── Given records
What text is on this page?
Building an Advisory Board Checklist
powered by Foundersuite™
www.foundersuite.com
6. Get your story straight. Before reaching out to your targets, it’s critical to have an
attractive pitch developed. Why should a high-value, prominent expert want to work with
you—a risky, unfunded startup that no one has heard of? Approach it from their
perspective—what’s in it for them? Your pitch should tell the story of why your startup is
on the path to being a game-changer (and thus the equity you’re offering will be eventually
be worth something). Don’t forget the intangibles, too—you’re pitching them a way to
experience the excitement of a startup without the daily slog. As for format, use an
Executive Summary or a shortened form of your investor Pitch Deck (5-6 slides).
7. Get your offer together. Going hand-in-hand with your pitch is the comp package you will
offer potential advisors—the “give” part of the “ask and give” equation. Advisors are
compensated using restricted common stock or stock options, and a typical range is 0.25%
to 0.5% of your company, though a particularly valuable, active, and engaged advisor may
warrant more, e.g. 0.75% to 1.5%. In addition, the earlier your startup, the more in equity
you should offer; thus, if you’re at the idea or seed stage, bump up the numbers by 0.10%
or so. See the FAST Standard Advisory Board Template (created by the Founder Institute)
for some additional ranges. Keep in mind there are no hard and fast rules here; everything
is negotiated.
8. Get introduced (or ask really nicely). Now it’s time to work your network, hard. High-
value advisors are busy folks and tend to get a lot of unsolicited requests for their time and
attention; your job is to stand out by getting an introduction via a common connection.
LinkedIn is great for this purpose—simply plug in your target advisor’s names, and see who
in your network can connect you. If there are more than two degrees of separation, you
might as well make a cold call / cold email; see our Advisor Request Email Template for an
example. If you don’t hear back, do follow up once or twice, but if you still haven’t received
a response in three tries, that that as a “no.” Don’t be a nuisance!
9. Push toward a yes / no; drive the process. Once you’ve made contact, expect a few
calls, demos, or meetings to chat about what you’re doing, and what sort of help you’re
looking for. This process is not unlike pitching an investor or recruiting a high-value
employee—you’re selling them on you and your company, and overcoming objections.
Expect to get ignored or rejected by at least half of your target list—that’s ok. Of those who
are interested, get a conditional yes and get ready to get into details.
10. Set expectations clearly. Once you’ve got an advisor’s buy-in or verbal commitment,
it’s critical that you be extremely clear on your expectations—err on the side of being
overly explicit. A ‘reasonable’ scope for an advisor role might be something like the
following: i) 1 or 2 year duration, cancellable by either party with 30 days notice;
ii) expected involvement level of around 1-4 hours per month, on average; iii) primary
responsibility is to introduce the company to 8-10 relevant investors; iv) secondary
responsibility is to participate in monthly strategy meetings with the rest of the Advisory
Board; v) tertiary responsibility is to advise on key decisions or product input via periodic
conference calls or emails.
────
• [Challenge]
Find and copy each line above that includes the string "process".

• [Response]
9. Push toward a yes / no; drive the process. Once you’ve made contact, expect a few
looking for. This process is not unlike pitching an investor or recruiting a high-value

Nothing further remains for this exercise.